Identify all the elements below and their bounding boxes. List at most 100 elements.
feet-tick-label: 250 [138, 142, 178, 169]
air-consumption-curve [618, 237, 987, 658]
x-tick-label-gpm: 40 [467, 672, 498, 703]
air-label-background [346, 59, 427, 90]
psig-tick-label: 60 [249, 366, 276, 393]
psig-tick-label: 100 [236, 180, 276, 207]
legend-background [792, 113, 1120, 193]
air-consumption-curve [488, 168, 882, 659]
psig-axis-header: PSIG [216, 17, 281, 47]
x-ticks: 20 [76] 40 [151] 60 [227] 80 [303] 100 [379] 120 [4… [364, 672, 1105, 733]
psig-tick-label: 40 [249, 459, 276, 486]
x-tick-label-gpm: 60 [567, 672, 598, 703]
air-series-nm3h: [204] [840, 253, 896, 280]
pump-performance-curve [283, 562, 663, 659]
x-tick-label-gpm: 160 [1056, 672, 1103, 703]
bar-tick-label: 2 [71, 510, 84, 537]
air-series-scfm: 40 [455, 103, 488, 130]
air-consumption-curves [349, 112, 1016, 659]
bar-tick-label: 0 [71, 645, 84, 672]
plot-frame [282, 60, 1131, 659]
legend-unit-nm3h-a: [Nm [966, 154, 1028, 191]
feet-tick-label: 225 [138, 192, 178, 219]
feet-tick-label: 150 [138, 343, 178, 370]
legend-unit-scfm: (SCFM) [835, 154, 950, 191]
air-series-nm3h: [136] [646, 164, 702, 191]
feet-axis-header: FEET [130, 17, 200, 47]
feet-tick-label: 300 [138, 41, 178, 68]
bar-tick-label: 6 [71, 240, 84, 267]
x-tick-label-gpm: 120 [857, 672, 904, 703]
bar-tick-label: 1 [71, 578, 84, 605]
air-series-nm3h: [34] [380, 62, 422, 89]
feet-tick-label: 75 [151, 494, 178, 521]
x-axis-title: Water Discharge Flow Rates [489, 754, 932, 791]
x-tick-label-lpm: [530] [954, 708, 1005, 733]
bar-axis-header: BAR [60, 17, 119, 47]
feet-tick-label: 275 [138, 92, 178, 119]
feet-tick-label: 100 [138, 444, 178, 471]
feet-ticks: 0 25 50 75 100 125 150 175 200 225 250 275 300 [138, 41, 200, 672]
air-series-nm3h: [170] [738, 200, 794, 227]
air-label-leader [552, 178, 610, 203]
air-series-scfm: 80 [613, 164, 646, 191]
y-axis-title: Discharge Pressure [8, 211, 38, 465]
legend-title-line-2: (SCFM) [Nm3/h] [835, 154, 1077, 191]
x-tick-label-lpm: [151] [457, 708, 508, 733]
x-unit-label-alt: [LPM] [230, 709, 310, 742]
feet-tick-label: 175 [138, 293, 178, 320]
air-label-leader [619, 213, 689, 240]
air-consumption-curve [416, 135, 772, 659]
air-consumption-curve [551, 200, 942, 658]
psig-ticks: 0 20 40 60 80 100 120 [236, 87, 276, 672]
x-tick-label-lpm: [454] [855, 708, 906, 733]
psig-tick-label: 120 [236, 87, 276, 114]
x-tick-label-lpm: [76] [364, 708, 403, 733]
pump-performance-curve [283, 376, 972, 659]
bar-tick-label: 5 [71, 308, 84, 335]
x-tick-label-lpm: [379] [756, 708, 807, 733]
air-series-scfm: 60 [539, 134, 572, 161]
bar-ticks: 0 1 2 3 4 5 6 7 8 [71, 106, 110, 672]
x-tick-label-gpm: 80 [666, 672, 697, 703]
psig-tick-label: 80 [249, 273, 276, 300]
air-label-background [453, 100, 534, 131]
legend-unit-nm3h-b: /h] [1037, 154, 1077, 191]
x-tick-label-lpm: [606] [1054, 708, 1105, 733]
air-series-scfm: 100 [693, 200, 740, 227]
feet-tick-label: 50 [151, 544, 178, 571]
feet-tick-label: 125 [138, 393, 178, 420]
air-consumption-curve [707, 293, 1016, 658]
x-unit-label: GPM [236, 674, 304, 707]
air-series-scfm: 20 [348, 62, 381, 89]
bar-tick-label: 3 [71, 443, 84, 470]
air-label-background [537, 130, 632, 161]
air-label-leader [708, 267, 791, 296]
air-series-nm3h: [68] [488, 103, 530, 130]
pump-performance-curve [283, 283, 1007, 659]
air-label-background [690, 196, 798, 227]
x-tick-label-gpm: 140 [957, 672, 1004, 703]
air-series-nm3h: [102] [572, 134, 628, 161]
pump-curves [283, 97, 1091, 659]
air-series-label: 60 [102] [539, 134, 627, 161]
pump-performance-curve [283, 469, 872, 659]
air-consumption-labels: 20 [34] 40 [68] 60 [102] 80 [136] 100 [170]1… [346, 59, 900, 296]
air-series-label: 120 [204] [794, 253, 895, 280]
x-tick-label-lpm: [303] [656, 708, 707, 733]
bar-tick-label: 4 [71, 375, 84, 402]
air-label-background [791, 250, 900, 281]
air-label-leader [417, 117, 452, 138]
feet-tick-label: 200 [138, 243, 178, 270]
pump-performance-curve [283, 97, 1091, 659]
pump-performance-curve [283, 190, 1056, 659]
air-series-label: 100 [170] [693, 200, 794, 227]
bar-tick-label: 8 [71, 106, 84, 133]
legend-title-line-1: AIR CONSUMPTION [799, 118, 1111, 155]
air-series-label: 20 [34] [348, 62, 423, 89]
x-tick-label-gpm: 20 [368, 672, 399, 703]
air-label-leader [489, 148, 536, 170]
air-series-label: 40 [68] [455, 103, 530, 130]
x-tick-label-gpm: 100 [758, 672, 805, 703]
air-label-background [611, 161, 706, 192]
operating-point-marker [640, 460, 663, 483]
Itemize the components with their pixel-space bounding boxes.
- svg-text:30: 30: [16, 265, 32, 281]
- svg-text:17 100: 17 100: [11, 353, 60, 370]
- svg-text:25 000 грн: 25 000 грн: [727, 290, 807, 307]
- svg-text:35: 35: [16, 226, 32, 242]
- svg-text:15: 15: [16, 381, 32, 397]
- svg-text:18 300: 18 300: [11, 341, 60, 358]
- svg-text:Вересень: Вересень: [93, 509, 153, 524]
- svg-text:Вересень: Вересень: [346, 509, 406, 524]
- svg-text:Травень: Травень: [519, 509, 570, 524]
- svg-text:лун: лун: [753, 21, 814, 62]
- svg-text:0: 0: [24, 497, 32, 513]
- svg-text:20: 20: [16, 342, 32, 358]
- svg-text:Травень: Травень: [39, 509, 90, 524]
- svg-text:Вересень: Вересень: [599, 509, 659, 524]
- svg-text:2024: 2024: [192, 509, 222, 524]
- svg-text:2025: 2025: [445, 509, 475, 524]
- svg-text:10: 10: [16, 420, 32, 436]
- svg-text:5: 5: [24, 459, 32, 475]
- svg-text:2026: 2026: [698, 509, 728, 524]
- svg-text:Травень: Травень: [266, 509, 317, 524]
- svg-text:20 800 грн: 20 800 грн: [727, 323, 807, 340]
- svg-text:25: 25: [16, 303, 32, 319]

- **EXERCISE**
Rewrite all of the lines above as a numbered list, skipping any blank lines.

- **RESPONSE**
1. Identify all the elements below and their bounding boxes. List at most 100 elements.
2. feet-tick-label: 250 [138, 142, 178, 169]
3. air-consumption-curve [618, 237, 987, 658]
4. x-tick-label-gpm: 40 [467, 672, 498, 703]
5. air-label-background [346, 59, 427, 90]
6. psig-tick-label: 60 [249, 366, 276, 393]
7. psig-tick-label: 100 [236, 180, 276, 207]
8. legend-background [792, 113, 1120, 193]
9. air-consumption-curve [488, 168, 882, 659]
10. psig-axis-header: PSIG [216, 17, 281, 47]
11. x-ticks: 20 [76] 40 [151] 60 [227] 80 [303] 100 [379] 120 [4… [364, 672, 1105, 733]
12. psig-tick-label: 40 [249, 459, 276, 486]
13. x-tick-label-gpm: 60 [567, 672, 598, 703]
14. air-series-nm3h: [204] [840, 253, 896, 280]
15. pump-performance-curve [283, 562, 663, 659]
16. x-tick-label-gpm: 160 [1056, 672, 1103, 703]
17. bar-tick-label: 2 [71, 510, 84, 537]
18. air-series-scfm: 40 [455, 103, 488, 130]
19. air-consumption-curves [349, 112, 1016, 659]
20. bar-tick-label: 0 [71, 645, 84, 672]
21. plot-frame [282, 60, 1131, 659]
22. legend-unit-nm3h-a: [Nm [966, 154, 1028, 191]
23. feet-tick-label: 225 [138, 192, 178, 219]
24. feet-tick-label: 150 [138, 343, 178, 370]
25. legend-unit-scfm: (SCFM) [835, 154, 950, 191]
26. air-series-nm3h: [136] [646, 164, 702, 191]
27. feet-axis-header: FEET [130, 17, 200, 47]
28. feet-tick-label: 300 [138, 41, 178, 68]
29. bar-tick-label: 6 [71, 240, 84, 267]
30. x-tick-label-gpm: 120 [857, 672, 904, 703]
31. bar-tick-label: 1 [71, 578, 84, 605]
32. air-series-nm3h: [34] [380, 62, 422, 89]
33. feet-tick-label: 75 [151, 494, 178, 521]
34. x-axis-title: Water Discharge Flow Rates [489, 754, 932, 791]
35. x-tick-label-lpm: [530] [954, 708, 1005, 733]
36. bar-axis-header: BAR [60, 17, 119, 47]
37. feet-tick-label: 275 [138, 92, 178, 119]
38. feet-tick-label: 100 [138, 444, 178, 471]
39. feet-ticks: 0 25 50 75 100 125 150 175 200 225 250 275 300 [138, 41, 200, 672]
40. air-series-nm3h: [170] [738, 200, 794, 227]
41. air-label-leader [552, 178, 610, 203]
42. air-series-scfm: 80 [613, 164, 646, 191]
43. y-axis-title: Discharge Pressure [8, 211, 38, 465]
44. legend-title-line-2: (SCFM) [Nm3/h] [835, 154, 1077, 191]
45. x-tick-label-lpm: [151] [457, 708, 508, 733]
46. x-unit-label-alt: [LPM] [230, 709, 310, 742]
47. feet-tick-label: 175 [138, 293, 178, 320]
48. air-label-leader [619, 213, 689, 240]
49. air-consumption-curve [416, 135, 772, 659]
50. air-consumption-curve [551, 200, 942, 658]
51. psig-ticks: 0 20 40 60 80 100 120 [236, 87, 276, 672]
52. x-tick-label-lpm: [454] [855, 708, 906, 733]
53. psig-tick-label: 120 [236, 87, 276, 114]
54. x-tick-label-lpm: [76] [364, 708, 403, 733]
55. pump-performance-curve [283, 376, 972, 659]
56. bar-tick-label: 5 [71, 308, 84, 335]
57. x-tick-label-lpm: [379] [756, 708, 807, 733]
58. air-series-scfm: 60 [539, 134, 572, 161]
59. bar-ticks: 0 1 2 3 4 5 6 7 8 [71, 106, 110, 672]
60. x-tick-label-gpm: 80 [666, 672, 697, 703]
61. psig-tick-label: 80 [249, 273, 276, 300]
62. air-label-background [453, 100, 534, 131]
63. legend-unit-nm3h-b: /h] [1037, 154, 1077, 191]
64. x-tick-label-lpm: [606] [1054, 708, 1105, 733]
65. air-series-scfm: 100 [693, 200, 740, 227]
66. feet-tick-label: 50 [151, 544, 178, 571]
67. feet-tick-label: 125 [138, 393, 178, 420]
68. air-consumption-curve [707, 293, 1016, 658]
69. x-unit-label: GPM [236, 674, 304, 707]
70. air-series-scfm: 20 [348, 62, 381, 89]
71. bar-tick-label: 3 [71, 443, 84, 470]
72. air-label-background [537, 130, 632, 161]
73. air-label-leader [708, 267, 791, 296]
74. air-series-nm3h: [68] [488, 103, 530, 130]
75. pump-performance-curve [283, 283, 1007, 659]
76. air-label-background [690, 196, 798, 227]
77. x-tick-label-gpm: 140 [957, 672, 1004, 703]
78. air-series-nm3h: [102] [572, 134, 628, 161]
79. pump-curves [283, 97, 1091, 659]
80. air-series-label: 60 [102] [539, 134, 627, 161]
81. pump-performance-curve [283, 469, 872, 659]
82. air-consumption-labels: 20 [34] 40 [68] 60 [102] 80 [136] 100 [170]1… [346, 59, 900, 296]
83. air-series-label: 120 [204] [794, 253, 895, 280]
84. x-tick-label-lpm: [303] [656, 708, 707, 733]
85. bar-tick-label: 4 [71, 375, 84, 402]
86. air-label-background [791, 250, 900, 281]
87. air-label-leader [417, 117, 452, 138]
88. feet-tick-label: 200 [138, 243, 178, 270]
89. pump-performance-curve [283, 97, 1091, 659]
90. pump-performance-curve [283, 190, 1056, 659]
91. air-series-label: 100 [170] [693, 200, 794, 227]
92. bar-tick-label: 8 [71, 106, 84, 133]
93. legend-title-line-1: AIR CONSUMPTION [799, 118, 1111, 155]
94. air-series-label: 20 [34] [348, 62, 423, 89]
95. x-tick-label-gpm: 20 [368, 672, 399, 703]
96. air-label-leader [489, 148, 536, 170]
97. air-series-label: 40 [68] [455, 103, 530, 130]
98. x-tick-label-gpm: 100 [758, 672, 805, 703]
99. air-label-background [611, 161, 706, 192]
100. operating-point-marker [640, 460, 663, 483]
101. Itemize the components with their pixel-space bounding boxes.
102. - svg-text:30: 30: [16, 265, 32, 281]
103. - svg-text:17 100: 17 100: [11, 353, 60, 370]
104. - svg-text:25 000 грн: 25 000 грн: [727, 290, 807, 307]
105. - svg-text:35: 35: [16, 226, 32, 242]
106. - svg-text:15: 15: [16, 381, 32, 397]
107. - svg-text:18 300: 18 300: [11, 341, 60, 358]
108. - svg-text:Вересень: Вересень: [93, 509, 153, 524]
109. - svg-text:Вересень: Вересень: [346, 509, 406, 524]
110. - svg-text:Травень: Травень: [519, 509, 570, 524]
111. - svg-text:лун: лун: [753, 21, 814, 62]
112. - svg-text:0: 0: [24, 497, 32, 513]
113. - svg-text:20: 20: [16, 342, 32, 358]
114. - svg-text:Травень: Травень: [39, 509, 90, 524]
115. - svg-text:Вересень: Вересень: [599, 509, 659, 524]
116. - svg-text:2024: 2024: [192, 509, 222, 524]
117. - svg-text:2025: 2025: [445, 509, 475, 524]
118. - svg-text:10: 10: [16, 420, 32, 436]
119. - svg-text:5: 5: [24, 459, 32, 475]
120. - svg-text:2026: 2026: [698, 509, 728, 524]
121. - svg-text:Травень: Травень: [266, 509, 317, 524]
122. - svg-text:20 800 грн: 20 800 грн: [727, 323, 807, 340]
123. - svg-text:25: 25: [16, 303, 32, 319]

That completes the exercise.